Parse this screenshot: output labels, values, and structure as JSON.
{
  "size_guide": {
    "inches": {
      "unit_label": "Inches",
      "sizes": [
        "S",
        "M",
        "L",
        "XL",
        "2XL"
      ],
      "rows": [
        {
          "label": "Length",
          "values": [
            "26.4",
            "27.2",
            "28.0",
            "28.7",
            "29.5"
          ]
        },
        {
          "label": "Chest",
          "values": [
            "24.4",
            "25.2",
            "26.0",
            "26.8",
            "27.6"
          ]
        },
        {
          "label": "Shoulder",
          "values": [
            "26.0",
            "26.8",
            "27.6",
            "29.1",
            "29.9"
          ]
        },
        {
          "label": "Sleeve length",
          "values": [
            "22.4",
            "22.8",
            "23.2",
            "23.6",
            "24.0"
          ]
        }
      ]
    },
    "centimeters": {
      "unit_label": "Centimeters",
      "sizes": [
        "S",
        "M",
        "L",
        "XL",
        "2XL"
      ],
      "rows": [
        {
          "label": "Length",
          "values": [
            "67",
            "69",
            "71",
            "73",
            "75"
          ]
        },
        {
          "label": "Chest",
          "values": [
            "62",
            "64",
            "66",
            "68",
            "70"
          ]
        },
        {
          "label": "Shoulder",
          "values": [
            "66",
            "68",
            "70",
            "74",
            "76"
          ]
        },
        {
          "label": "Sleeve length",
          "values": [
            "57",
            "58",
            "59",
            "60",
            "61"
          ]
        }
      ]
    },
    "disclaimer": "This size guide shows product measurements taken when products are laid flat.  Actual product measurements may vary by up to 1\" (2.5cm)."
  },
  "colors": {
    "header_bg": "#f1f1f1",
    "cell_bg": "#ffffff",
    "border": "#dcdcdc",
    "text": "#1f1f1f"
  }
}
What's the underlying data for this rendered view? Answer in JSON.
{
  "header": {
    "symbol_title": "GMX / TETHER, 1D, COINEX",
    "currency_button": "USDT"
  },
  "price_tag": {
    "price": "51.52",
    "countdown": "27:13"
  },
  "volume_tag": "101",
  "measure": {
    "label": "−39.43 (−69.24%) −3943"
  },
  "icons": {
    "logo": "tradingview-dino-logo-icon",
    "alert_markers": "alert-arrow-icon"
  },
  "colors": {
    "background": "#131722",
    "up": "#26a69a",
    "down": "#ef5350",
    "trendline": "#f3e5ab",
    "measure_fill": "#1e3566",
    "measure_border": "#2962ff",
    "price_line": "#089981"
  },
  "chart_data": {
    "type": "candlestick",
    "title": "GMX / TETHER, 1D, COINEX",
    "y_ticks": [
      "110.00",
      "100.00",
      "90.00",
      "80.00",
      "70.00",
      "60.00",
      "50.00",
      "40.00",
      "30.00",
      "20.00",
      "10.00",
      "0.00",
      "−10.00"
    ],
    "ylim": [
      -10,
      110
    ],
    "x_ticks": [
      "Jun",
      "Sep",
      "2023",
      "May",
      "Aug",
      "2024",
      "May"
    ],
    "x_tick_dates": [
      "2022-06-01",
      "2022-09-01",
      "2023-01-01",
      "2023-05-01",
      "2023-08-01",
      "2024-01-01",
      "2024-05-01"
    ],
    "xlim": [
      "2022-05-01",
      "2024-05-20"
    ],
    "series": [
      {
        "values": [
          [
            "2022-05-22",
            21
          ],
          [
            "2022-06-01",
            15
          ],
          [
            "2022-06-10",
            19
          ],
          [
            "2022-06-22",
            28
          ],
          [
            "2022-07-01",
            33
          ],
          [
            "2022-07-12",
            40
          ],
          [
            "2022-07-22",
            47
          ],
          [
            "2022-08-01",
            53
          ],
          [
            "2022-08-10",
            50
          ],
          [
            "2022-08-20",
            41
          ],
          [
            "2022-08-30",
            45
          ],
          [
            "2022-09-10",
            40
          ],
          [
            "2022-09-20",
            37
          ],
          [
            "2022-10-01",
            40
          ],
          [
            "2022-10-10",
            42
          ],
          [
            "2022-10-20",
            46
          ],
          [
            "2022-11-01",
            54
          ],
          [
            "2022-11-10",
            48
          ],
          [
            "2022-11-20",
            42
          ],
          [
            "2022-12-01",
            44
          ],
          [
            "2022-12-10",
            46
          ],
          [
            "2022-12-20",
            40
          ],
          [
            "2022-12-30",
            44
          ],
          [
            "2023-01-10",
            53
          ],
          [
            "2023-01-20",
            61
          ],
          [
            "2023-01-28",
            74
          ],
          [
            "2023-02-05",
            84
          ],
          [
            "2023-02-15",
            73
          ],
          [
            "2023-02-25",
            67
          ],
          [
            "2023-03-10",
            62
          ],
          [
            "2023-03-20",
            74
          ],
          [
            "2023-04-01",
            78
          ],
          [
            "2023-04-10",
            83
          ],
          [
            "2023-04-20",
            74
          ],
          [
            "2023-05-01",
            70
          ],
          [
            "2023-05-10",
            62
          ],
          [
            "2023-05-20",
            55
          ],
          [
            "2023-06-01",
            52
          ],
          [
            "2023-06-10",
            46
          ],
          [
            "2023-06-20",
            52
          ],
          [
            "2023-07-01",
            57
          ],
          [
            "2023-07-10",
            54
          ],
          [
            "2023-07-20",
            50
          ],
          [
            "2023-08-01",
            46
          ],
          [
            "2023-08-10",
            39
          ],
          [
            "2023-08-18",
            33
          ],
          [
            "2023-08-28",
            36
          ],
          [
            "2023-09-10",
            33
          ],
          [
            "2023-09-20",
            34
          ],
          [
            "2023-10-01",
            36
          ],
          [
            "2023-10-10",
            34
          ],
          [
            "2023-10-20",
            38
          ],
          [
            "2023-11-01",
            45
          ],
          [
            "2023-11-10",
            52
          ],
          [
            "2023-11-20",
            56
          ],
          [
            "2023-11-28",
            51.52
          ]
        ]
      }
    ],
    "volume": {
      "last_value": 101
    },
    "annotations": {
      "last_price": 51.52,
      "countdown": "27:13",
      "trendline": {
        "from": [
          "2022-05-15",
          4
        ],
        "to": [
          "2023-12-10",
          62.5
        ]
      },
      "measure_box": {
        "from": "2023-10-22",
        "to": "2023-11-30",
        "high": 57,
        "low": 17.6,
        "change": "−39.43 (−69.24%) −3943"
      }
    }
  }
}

===

WHAT IS REQUIRED
Reproduce every line of the data verbatim.

RESPONSE BELOW
Parse this screenshot: output labels, values, and structure as JSON.
{
  "size_guide": {
    "inches": {
      "unit_label": "Inches",
      "sizes": [
        "S",
        "M",
        "L",
        "XL",
        "2XL"
      ],
      "rows": [
        {
          "label": "Length",
          "values": [
            "26.4",
            "27.2",
            "28.0",
            "28.7",
            "29.5"
          ]
        },
        {
          "label": "Chest",
          "values": [
            "24.4",
            "25.2",
            "26.0",
            "26.8",
            "27.6"
          ]
        },
        {
          "label": "Shoulder",
          "values": [
            "26.0",
            "26.8",
            "27.6",
            "29.1",
            "29.9"
          ]
        },
        {
          "label": "Sleeve length",
          "values": [
            "22.4",
            "22.8",
            "23.2",
            "23.6",
            "24.0"
          ]
        }
      ]
    },
    "centimeters": {
      "unit_label": "Centimeters",
      "sizes": [
        "S",
        "M",
        "L",
        "XL",
        "2XL"
      ],
      "rows": [
        {
          "label": "Length",
          "values": [
            "67",
            "69",
            "71",
            "73",
            "75"
          ]
        },
        {
          "label": "Chest",
          "values": [
            "62",
            "64",
            "66",
            "68",
            "70"
          ]
        },
        {
          "label": "Shoulder",
          "values": [
            "66",
            "68",
            "70",
            "74",
            "76"
          ]
        },
        {
          "label": "Sleeve length",
          "values": [
            "57",
            "58",
            "59",
            "60",
            "61"
          ]
        }
      ]
    },
    "disclaimer": "This size guide shows product measurements taken when products are laid flat.  Actual product measurements may vary by up to 1\" (2.5cm)."
  },
  "colors": {
    "header_bg": "#f1f1f1",
    "cell_bg": "#ffffff",
    "border": "#dcdcdc",
    "text": "#1f1f1f"
  }
}
What's the underlying data for this rendered view? Answer in JSON.
{
  "header": {
    "symbol_title": "GMX / TETHER, 1D, COINEX",
    "currency_button": "USDT"
  },
  "price_tag": {
    "price": "51.52",
    "countdown": "27:13"
  },
  "volume_tag": "101",
  "measure": {
    "label": "−39.43 (−69.24%) −3943"
  },
  "icons": {
    "logo": "tradingview-dino-logo-icon",
    "alert_markers": "alert-arrow-icon"
  },
  "colors": {
    "background": "#131722",
    "up": "#26a69a",
    "down": "#ef5350",
    "trendline": "#f3e5ab",
    "measure_fill": "#1e3566",
    "measure_border": "#2962ff",
    "price_line": "#089981"
  },
  "chart_data": {
    "type": "candlestick",
    "title": "GMX / TETHER, 1D, COINEX",
    "y_ticks": [
      "110.00",
      "100.00",
      "90.00",
      "80.00",
      "70.00",
      "60.00",
      "50.00",
      "40.00",
      "30.00",
      "20.00",
      "10.00",
      "0.00",
      "−10.00"
    ],
    "ylim": [
      -10,
      110
    ],
    "x_ticks": [
      "Jun",
      "Sep",
      "2023",
      "May",
      "Aug",
      "2024",
      "May"
    ],
    "x_tick_dates": [
      "2022-06-01",
      "2022-09-01",
      "2023-01-01",
      "2023-05-01",
      "2023-08-01",
      "2024-01-01",
      "2024-05-01"
    ],
    "xlim": [
      "2022-05-01",
      "2024-05-20"
    ],
    "series": [
      {
        "values": [
          [
            "2022-05-22",
            21
          ],
          [
            "2022-06-01",
            15
          ],
          [
            "2022-06-10",
            19
          ],
          [
            "2022-06-22",
            28
          ],
          [
            "2022-07-01",
            33
          ],
          [
            "2022-07-12",
            40
          ],
          [
            "2022-07-22",
            47
          ],
          [
            "2022-08-01",
            53
          ],
          [
            "2022-08-10",
            50
          ],
          [
            "2022-08-20",
            41
          ],
          [
            "2022-08-30",
            45
          ],
          [
            "2022-09-10",
            40
          ],
          [
            "2022-09-20",
            37
          ],
          [
            "2022-10-01",
            40
          ],
          [
            "2022-10-10",
            42
          ],
          [
            "2022-10-20",
            46
          ],
          [
            "2022-11-01",
            54
          ],
          [
            "2022-11-10",
            48
          ],
          [
            "2022-11-20",
            42
          ],
          [
            "2022-12-01",
            44
          ],
          [
            "2022-12-10",
            46
          ],
          [
            "2022-12-20",
            40
          ],
          [
            "2022-12-30",
            44
          ],
          [
            "2023-01-10",
            53
          ],
          [
            "2023-01-20",
            61
          ],
          [
            "2023-01-28",
            74
          ],
          [
            "2023-02-05",
            84
          ],
          [
            "2023-02-15",
            73
          ],
          [
            "2023-02-25",
            67
          ],
          [
            "2023-03-10",
            62
          ],
          [
            "2023-03-20",
            74
          ],
          [
            "2023-04-01",
            78
          ],
          [
            "2023-04-10",
            83
          ],
          [
            "2023-04-20",
            74
          ],
          [
            "2023-05-01",
            70
          ],
          [
            "2023-05-10",
            62
          ],
          [
            "2023-05-20",
            55
          ],
          [
            "2023-06-01",
            52
          ],
          [
            "2023-06-10",
            46
          ],
          [
            "2023-06-20",
            52
          ],
          [
            "2023-07-01",
            57
          ],
          [
            "2023-07-10",
            54
          ],
          [
            "2023-07-20",
            50
          ],
          [
            "2023-08-01",
            46
          ],
          [
            "2023-08-10",
            39
          ],
          [
            "2023-08-18",
            33
          ],
          [
            "2023-08-28",
            36
          ],
          [
            "2023-09-10",
            33
          ],
          [
            "2023-09-20",
            34
          ],
          [
            "2023-10-01",
            36
          ],
          [
            "2023-10-10",
            34
          ],
          [
            "2023-10-20",
            38
          ],
          [
            "2023-11-01",
            45
          ],
          [
            "2023-11-10",
            52
          ],
          [
            "2023-11-20",
            56
          ],
          [
            "2023-11-28",
            51.52
          ]
        ]
      }
    ],
    "volume": {
      "last_value": 101
    },
    "annotations": {
      "last_price": 51.52,
      "countdown": "27:13",
      "trendline": {
        "from": [
          "2022-05-15",
          4
        ],
        "to": [
          "2023-12-10",
          62.5
        ]
      },
      "measure_box": {
        "from": "2023-10-22",
        "to": "2023-11-30",
        "high": 57,
        "low": 17.6,
        "change": "−39.43 (−69.24%) −3943"
      }
    }
  }
}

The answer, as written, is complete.